* Start DATA RECORDS *

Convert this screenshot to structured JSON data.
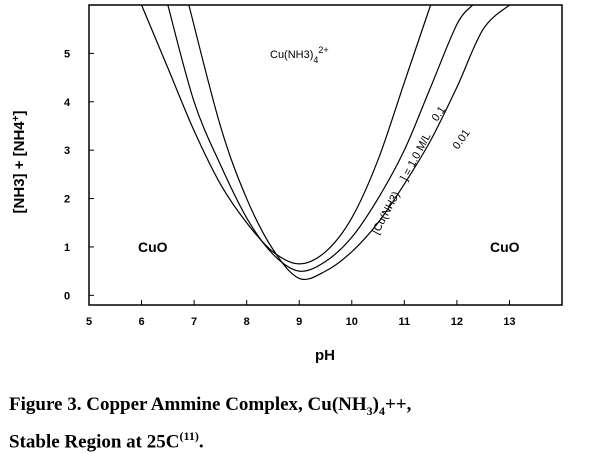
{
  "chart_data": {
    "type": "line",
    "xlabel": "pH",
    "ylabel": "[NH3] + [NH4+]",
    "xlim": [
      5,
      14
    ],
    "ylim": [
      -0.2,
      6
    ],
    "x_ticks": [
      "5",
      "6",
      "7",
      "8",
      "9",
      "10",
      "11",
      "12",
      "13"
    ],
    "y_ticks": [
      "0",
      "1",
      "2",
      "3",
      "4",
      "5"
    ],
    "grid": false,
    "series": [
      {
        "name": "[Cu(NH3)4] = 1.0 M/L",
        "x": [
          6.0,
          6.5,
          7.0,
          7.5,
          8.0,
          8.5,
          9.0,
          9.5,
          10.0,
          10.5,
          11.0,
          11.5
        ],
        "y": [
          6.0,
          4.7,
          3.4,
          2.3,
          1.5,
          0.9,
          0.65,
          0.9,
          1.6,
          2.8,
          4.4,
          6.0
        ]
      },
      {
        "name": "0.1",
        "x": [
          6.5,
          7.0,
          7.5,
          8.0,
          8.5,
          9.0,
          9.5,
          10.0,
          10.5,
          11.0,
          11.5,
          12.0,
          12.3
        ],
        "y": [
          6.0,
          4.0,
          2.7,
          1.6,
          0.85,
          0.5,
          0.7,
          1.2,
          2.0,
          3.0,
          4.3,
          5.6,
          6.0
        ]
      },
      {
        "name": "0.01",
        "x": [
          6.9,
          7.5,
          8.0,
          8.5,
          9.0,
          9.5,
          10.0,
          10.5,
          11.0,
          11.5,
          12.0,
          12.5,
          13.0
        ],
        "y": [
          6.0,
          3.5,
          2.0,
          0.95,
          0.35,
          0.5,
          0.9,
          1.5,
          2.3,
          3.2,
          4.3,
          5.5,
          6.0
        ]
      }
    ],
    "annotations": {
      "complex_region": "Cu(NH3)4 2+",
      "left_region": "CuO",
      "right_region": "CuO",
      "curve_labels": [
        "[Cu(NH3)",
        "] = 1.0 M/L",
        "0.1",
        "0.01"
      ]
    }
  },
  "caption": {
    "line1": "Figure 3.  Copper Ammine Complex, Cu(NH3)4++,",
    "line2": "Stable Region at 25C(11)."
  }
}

* End DATA RECORDS *
* Start DATA RECORDS *

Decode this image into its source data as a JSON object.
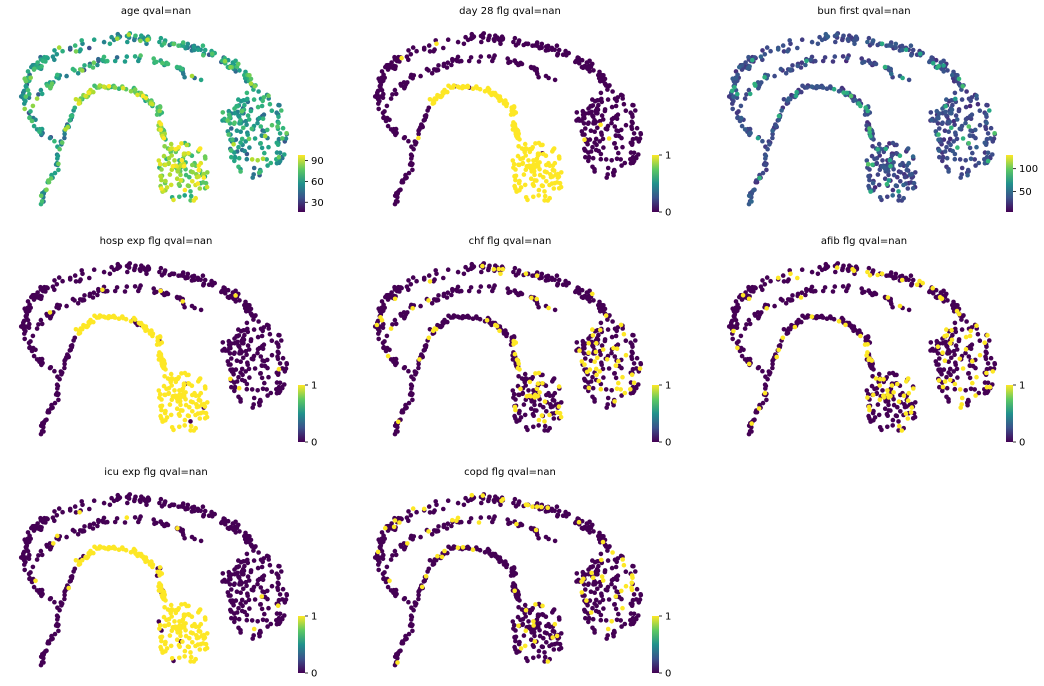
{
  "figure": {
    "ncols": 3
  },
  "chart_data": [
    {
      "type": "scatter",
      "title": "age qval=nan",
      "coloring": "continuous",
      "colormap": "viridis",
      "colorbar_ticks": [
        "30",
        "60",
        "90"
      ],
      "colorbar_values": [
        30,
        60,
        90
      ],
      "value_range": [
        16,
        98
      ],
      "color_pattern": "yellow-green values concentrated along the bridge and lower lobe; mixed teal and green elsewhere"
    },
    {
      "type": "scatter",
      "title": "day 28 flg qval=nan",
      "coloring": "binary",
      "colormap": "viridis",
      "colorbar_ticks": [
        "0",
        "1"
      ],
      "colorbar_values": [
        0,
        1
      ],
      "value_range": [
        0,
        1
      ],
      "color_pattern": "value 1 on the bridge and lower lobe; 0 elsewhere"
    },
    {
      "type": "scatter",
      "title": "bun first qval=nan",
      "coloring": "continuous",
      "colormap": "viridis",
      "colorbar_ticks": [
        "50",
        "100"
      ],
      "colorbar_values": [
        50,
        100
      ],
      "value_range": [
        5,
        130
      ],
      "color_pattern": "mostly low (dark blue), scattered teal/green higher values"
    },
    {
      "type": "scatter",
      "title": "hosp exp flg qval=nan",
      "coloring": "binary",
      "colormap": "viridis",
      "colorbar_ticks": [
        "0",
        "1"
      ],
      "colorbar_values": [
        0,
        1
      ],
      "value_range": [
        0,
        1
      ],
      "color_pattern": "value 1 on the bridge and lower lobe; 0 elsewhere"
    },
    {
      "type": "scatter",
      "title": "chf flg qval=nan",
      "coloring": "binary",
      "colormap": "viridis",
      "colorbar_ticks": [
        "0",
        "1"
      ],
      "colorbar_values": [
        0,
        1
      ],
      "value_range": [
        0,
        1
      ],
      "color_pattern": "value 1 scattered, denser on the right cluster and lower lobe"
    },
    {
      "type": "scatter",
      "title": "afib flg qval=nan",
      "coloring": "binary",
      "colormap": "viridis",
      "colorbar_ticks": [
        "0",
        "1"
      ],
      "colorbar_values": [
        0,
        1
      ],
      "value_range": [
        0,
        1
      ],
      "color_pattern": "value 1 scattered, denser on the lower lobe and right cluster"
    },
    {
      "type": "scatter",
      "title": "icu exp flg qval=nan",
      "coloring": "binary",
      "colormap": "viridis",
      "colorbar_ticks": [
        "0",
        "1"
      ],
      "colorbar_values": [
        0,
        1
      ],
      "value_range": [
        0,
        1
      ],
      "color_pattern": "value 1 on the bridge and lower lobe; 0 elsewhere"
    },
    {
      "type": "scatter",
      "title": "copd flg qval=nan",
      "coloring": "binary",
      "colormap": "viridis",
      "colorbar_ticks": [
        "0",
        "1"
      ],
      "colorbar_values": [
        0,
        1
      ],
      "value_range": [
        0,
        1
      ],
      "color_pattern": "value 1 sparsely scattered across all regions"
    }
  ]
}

* End DATA RECORDS *

GOAL —
Work out how many lines of the data hold the string "this". Reply with that number alone.

RESPONSE —
2